Can you update the lines from the first one through the one containing "In FIG. 3, the vertical rectangular", replacing "longitudinal section" with "lengthwise section" and changing nothing else? Give back only those lines.

— START OF Dataset records —

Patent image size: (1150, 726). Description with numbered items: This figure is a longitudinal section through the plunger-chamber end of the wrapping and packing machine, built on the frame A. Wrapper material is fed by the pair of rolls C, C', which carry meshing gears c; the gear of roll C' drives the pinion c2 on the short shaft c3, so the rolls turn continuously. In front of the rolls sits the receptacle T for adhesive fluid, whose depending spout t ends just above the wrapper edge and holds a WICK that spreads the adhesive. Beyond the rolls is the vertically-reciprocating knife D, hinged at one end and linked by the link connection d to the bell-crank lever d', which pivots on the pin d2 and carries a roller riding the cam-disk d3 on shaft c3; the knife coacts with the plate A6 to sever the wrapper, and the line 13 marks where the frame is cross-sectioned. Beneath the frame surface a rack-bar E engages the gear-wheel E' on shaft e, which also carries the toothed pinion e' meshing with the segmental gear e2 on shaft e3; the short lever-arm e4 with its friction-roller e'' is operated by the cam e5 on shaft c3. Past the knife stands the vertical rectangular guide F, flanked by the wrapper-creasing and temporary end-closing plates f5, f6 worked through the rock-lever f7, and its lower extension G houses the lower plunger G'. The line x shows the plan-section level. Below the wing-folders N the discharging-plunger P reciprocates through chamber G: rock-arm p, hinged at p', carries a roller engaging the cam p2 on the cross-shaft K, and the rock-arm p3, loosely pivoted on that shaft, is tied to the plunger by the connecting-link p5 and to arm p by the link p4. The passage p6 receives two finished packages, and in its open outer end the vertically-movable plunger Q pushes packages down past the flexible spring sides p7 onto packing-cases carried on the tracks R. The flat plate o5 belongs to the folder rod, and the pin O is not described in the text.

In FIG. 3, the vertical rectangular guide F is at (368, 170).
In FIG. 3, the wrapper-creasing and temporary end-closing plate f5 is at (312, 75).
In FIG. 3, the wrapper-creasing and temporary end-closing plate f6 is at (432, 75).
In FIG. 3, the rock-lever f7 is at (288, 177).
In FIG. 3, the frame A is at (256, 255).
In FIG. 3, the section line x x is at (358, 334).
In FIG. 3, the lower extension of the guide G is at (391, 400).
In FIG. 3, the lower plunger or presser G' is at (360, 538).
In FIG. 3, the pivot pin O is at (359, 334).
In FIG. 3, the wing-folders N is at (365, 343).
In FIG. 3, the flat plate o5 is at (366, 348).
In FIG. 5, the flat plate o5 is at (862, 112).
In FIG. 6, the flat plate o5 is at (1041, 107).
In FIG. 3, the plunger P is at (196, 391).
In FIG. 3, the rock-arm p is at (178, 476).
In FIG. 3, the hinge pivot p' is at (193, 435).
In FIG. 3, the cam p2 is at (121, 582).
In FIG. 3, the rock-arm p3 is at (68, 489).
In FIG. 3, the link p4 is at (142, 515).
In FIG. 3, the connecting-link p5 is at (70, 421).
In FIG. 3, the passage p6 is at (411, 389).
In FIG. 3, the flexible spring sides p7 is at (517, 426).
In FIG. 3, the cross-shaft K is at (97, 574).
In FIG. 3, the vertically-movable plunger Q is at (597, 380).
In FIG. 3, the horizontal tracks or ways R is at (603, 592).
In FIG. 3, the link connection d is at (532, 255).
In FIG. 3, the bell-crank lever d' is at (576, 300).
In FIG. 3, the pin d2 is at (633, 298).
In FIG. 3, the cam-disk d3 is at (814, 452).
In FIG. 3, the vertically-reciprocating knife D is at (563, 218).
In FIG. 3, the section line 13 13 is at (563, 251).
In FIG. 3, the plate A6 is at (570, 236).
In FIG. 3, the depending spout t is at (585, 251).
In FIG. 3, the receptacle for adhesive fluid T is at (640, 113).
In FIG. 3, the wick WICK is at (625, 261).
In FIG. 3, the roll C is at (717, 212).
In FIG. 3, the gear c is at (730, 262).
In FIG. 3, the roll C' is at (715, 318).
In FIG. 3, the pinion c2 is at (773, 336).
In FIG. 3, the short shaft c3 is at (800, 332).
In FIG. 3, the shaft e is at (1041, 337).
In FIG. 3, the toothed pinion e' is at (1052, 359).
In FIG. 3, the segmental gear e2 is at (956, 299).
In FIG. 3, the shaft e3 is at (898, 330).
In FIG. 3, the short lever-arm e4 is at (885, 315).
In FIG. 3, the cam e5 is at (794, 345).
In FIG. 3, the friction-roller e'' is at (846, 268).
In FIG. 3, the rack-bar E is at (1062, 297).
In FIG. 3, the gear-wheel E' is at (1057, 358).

— END OF Dataset records —

Expected answer:
Patent image size: (1150, 726). Description with numbered items: This figure is a lengthwise section through the plunger-chamber end of the wrapping and packing machine, built on the frame A. Wrapper material is fed by the pair of rolls C, C', which carry meshing gears c; the gear of roll C' drives the pinion c2 on the short shaft c3, so the rolls turn continuously. In front of the rolls sits the receptacle T for adhesive fluid, whose depending spout t ends just above the wrapper edge and holds a WICK that spreads the adhesive. Beyond the rolls is the vertically-reciprocating knife D, hinged at one end and linked by the link connection d to the bell-crank lever d', which pivots on the pin d2 and carries a roller riding the cam-disk d3 on shaft c3; the knife coacts with the plate A6 to sever the wrapper, and the line 13 marks where the frame is cross-sectioned. Beneath the frame surface a rack-bar E engages the gear-wheel E' on shaft e, which also carries the toothed pinion e' meshing with the segmental gear e2 on shaft e3; the short lever-arm e4 with its friction-roller e'' is operated by the cam e5 on shaft c3. Past the knife stands the vertical rectangular guide F, flanked by the wrapper-creasing and temporary end-closing plates f5, f6 worked through the rock-lever f7, and its lower extension G houses the lower plunger G'. The line x shows the plan-section level. Below the wing-folders N the discharging-plunger P reciprocates through chamber G: rock-arm p, hinged at p', carries a roller engaging the cam p2 on the cross-shaft K, and the rock-arm p3, loosely pivoted on that shaft, is tied to the plunger by the connecting-link p5 and to arm p by the link p4. The passage p6 receives two finished packages, and in its open outer end the vertically-movable plunger Q pushes packages down past the flexible spring sides p7 onto packing-cases carried on the tracks R. The flat plate o5 belongs to the folder rod, and the pin O is not described in the text.

In FIG. 3, the vertical rectangular guide F is at (368, 170).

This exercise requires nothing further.